[Source data]
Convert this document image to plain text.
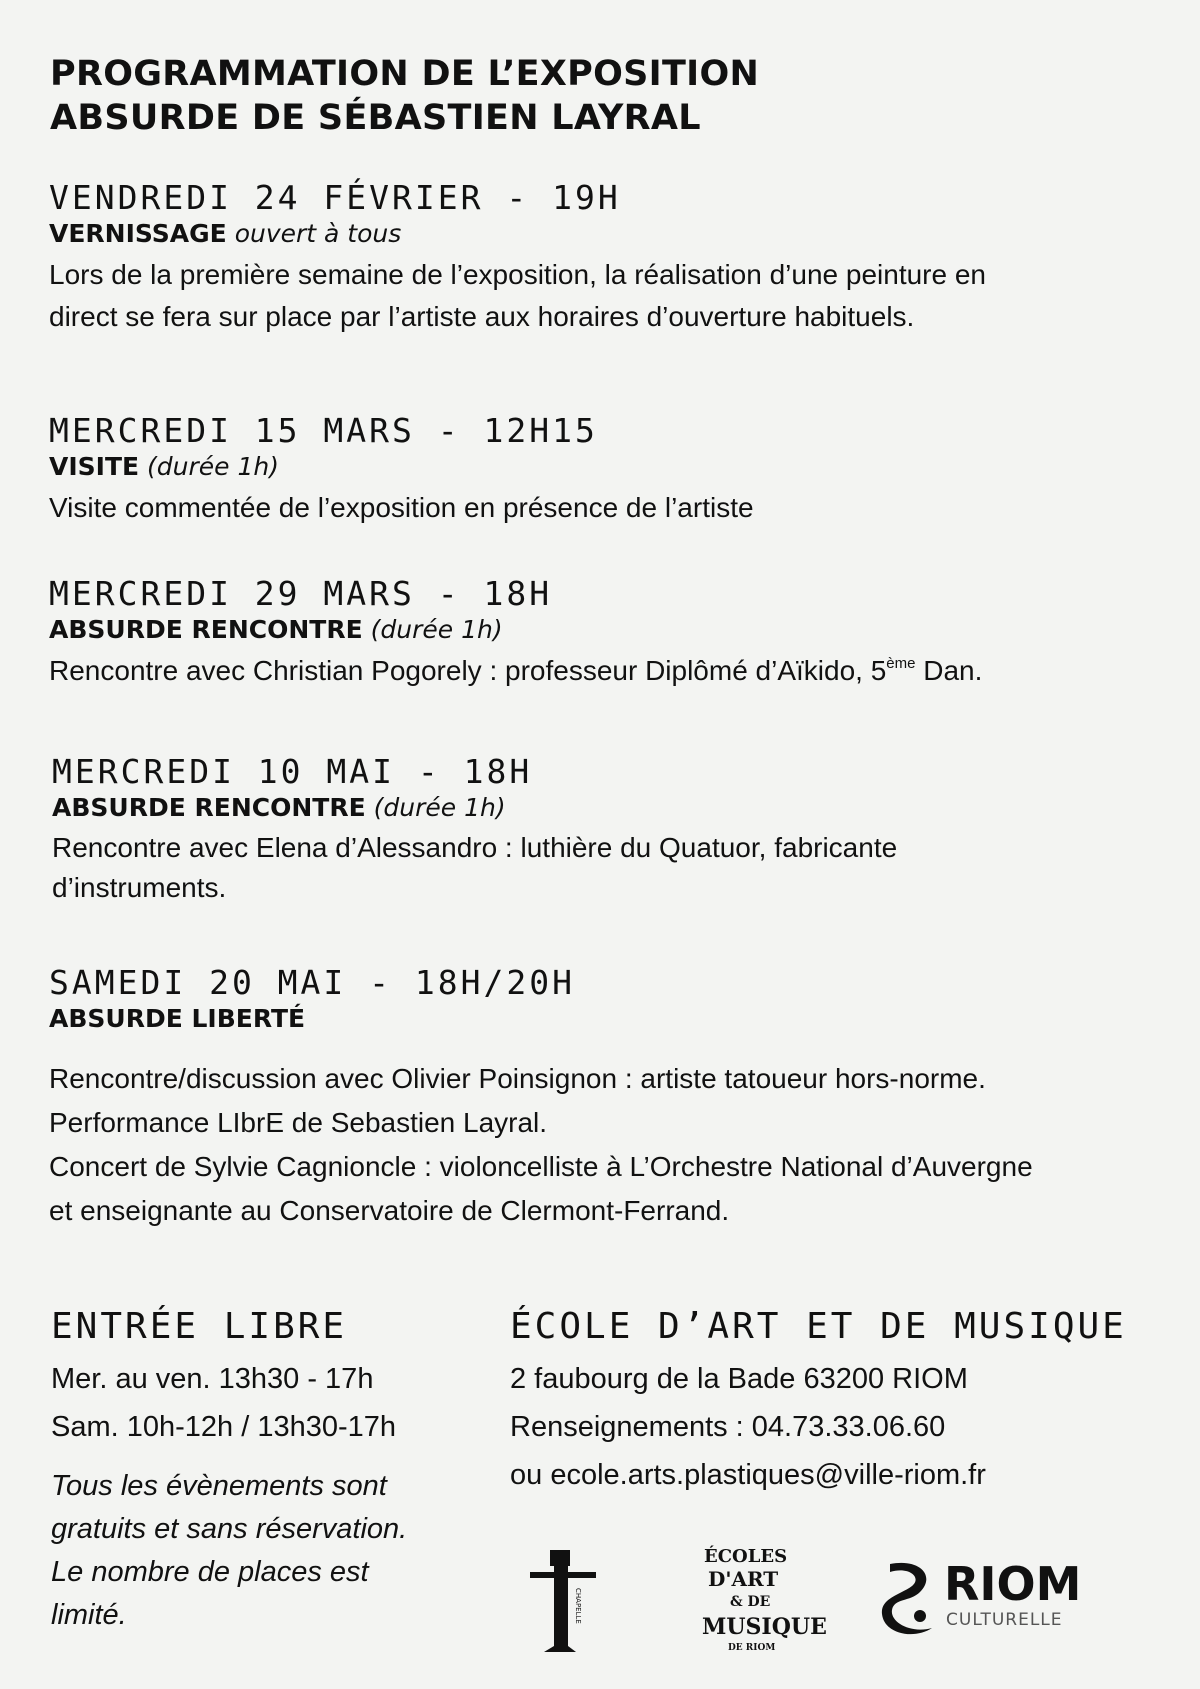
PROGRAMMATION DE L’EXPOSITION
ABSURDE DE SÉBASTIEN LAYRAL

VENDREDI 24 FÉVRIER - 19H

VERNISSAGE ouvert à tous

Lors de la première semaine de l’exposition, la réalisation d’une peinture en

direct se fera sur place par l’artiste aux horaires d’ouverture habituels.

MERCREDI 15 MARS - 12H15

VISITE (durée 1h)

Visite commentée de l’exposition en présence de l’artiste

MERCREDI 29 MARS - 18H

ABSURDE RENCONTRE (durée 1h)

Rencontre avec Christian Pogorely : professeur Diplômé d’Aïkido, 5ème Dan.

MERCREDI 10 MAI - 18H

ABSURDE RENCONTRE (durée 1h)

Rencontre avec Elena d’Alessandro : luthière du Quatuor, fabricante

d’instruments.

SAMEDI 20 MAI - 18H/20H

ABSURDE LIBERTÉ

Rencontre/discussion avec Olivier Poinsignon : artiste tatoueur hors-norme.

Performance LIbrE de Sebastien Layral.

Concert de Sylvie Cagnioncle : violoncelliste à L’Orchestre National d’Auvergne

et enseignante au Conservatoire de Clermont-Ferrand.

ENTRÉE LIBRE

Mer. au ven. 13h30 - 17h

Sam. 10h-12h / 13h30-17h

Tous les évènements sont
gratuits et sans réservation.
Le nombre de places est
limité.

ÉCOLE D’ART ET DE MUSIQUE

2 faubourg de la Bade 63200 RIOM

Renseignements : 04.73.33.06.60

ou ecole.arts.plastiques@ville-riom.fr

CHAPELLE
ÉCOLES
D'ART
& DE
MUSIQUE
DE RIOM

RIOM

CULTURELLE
--
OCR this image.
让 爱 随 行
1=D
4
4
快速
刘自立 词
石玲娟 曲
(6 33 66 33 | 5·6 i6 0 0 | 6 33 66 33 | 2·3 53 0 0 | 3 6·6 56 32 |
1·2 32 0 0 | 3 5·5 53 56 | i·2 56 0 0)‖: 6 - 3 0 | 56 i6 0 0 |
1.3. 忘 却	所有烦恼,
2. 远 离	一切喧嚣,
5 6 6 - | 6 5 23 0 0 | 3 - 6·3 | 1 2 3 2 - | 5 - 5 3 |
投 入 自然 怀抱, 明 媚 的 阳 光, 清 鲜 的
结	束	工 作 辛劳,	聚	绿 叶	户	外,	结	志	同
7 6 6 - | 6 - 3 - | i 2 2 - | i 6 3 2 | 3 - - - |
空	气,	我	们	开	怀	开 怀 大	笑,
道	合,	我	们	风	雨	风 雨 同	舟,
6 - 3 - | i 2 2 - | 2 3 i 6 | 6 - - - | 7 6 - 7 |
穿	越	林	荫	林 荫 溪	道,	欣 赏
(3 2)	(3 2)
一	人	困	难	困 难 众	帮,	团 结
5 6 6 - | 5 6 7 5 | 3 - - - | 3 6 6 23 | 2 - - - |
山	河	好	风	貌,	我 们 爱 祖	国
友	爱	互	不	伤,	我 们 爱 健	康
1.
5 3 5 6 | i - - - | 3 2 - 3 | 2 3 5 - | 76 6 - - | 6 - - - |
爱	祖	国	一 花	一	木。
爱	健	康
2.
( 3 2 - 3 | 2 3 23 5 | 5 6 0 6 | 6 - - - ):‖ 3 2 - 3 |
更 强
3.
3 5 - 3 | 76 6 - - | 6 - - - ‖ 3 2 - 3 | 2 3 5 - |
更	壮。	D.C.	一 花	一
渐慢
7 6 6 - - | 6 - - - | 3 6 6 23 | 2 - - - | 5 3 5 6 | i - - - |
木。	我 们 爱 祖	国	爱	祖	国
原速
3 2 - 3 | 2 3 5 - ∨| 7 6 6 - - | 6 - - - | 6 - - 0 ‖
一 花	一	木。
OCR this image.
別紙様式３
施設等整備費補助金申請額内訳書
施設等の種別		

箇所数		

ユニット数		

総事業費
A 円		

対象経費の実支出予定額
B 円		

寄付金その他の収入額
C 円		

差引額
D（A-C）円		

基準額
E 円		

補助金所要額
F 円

» **TASK DIRECTIONS**
Search the listing for the word "MARS" and return each line that holds it.

» **FULL OUTPUT**
MERCREDI 15 MARS - 12H15
MERCREDI 29 MARS - 18H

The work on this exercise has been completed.